Dataset rows
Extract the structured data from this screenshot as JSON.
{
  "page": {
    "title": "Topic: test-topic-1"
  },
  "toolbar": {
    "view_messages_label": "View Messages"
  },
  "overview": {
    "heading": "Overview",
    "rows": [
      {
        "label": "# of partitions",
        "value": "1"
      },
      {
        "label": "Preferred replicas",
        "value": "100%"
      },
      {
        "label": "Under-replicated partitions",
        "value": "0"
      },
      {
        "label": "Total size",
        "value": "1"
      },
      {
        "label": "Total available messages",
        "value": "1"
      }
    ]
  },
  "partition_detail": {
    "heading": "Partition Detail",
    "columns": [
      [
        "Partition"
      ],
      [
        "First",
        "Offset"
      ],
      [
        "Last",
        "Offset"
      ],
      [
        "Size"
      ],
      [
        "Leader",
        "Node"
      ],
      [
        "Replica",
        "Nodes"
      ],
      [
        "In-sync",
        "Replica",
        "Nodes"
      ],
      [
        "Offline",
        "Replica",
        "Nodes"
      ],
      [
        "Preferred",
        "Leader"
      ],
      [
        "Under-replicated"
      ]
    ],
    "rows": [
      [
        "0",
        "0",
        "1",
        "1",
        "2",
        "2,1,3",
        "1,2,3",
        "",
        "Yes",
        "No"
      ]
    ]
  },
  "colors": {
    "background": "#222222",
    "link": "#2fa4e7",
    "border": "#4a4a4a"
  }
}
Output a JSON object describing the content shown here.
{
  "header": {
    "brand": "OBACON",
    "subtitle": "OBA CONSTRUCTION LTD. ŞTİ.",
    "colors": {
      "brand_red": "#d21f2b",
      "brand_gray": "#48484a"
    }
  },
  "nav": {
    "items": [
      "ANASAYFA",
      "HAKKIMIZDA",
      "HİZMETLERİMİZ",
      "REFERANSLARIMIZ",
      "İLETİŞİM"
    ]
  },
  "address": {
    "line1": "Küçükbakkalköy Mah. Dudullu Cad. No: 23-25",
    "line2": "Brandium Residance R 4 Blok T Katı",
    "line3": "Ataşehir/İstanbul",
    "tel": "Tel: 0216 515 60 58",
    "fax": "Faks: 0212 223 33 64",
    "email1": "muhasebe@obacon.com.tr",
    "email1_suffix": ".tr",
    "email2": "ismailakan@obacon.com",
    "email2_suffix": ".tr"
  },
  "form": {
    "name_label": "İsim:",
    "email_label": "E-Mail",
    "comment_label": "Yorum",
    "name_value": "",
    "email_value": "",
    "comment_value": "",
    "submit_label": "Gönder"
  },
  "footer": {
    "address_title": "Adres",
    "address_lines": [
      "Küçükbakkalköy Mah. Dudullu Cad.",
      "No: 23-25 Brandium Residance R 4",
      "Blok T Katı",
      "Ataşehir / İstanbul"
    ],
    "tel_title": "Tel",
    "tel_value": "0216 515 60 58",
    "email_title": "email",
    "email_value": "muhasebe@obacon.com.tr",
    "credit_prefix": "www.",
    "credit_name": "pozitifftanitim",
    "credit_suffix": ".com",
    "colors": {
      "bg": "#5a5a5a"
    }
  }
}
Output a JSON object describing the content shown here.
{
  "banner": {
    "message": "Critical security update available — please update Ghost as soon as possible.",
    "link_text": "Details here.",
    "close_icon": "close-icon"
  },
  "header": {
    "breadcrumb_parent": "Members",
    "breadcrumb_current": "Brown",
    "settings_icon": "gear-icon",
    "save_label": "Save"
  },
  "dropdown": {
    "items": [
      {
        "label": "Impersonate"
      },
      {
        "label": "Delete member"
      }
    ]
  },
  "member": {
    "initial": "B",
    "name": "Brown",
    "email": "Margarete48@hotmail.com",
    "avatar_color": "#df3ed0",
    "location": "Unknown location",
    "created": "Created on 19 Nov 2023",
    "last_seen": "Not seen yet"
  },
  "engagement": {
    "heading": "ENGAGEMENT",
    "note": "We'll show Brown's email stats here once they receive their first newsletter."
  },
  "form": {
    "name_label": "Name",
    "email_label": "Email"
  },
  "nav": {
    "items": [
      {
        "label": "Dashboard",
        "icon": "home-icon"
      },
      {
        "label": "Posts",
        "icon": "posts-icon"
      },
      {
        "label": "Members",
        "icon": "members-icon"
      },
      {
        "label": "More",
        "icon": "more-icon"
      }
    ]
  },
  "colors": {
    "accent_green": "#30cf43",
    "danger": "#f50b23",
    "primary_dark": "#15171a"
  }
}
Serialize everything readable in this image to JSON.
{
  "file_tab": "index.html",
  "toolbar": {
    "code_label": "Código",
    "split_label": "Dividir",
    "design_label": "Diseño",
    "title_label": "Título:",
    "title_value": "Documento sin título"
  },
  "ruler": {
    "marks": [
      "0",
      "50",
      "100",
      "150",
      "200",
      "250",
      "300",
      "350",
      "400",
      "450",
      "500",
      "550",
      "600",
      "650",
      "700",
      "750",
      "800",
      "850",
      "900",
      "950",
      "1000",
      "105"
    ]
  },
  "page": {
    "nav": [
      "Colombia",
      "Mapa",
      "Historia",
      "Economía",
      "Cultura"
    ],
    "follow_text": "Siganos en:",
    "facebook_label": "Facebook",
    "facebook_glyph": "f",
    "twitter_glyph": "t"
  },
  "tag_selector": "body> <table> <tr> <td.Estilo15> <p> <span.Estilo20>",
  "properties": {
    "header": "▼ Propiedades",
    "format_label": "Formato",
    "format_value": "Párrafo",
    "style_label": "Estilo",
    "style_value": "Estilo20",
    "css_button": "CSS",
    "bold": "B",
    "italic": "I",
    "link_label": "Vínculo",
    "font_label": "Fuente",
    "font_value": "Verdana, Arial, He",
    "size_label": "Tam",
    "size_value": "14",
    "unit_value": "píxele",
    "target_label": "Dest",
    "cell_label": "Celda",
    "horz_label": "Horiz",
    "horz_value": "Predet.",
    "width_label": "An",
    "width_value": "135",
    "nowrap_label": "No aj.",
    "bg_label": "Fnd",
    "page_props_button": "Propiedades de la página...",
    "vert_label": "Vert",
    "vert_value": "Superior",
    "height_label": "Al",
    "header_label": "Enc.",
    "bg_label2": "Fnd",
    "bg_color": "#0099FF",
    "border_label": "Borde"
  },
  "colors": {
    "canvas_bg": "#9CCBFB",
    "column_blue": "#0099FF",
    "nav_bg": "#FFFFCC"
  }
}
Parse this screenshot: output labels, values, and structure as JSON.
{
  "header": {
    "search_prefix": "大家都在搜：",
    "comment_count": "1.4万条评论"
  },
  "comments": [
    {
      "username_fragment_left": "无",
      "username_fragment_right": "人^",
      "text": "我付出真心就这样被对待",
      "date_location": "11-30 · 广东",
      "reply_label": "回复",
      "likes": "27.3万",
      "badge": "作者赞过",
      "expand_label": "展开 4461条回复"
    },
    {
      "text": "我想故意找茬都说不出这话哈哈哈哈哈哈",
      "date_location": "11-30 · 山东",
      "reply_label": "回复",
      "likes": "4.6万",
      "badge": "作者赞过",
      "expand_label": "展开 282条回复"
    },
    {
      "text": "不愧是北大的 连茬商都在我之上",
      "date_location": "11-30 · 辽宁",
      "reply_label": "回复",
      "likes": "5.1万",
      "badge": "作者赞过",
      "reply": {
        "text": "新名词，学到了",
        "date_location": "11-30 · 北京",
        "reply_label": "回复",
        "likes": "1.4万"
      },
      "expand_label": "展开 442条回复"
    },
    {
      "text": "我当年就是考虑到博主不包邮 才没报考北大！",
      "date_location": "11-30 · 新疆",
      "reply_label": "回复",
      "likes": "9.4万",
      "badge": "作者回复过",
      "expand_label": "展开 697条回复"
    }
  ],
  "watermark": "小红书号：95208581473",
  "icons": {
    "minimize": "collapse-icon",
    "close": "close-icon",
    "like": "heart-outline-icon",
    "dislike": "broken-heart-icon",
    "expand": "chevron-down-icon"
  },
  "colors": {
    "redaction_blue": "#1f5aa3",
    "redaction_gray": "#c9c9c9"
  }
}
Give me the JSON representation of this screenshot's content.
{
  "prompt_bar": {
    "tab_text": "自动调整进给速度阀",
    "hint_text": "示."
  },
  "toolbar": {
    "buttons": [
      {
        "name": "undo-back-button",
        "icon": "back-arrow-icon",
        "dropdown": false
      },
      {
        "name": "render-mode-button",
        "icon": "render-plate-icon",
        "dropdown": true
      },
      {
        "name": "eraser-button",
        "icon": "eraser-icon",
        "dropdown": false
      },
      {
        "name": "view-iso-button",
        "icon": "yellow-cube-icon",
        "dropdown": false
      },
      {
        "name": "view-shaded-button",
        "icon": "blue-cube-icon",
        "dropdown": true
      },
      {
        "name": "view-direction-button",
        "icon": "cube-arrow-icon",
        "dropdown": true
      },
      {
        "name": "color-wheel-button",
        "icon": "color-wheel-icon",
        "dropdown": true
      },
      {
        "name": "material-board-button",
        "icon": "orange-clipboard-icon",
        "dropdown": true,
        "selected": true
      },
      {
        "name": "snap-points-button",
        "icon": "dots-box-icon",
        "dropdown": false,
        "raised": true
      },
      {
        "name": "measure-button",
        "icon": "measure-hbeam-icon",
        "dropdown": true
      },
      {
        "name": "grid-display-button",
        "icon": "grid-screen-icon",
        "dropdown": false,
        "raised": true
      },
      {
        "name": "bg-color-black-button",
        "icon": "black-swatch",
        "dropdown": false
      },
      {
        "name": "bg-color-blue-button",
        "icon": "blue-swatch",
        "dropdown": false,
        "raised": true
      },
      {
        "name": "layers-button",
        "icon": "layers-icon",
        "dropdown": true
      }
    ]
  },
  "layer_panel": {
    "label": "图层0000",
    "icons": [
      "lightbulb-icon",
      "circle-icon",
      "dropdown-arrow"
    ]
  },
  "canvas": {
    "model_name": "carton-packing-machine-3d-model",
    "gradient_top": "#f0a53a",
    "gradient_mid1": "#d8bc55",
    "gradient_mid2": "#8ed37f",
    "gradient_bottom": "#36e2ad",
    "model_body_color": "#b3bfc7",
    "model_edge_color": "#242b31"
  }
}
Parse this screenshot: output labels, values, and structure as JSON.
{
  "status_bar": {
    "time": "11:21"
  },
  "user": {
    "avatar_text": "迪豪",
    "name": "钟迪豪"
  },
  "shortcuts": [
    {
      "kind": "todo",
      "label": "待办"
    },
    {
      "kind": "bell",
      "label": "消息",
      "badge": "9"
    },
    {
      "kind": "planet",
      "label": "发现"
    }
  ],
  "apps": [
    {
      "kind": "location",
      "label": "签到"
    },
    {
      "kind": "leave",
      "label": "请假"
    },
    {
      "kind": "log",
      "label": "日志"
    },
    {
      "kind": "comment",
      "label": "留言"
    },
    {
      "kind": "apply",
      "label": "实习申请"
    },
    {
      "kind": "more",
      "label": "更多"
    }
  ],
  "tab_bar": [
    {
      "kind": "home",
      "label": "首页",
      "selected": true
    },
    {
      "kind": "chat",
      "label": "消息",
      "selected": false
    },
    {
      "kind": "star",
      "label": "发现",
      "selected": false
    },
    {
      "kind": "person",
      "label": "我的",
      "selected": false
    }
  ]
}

> What is asked: Scan the listing above for the word "Katı" and show each line where it is found.

> Written reply:
    "line2": "Brandium Residance R 4 Blok T Katı",
      "Blok T Katı",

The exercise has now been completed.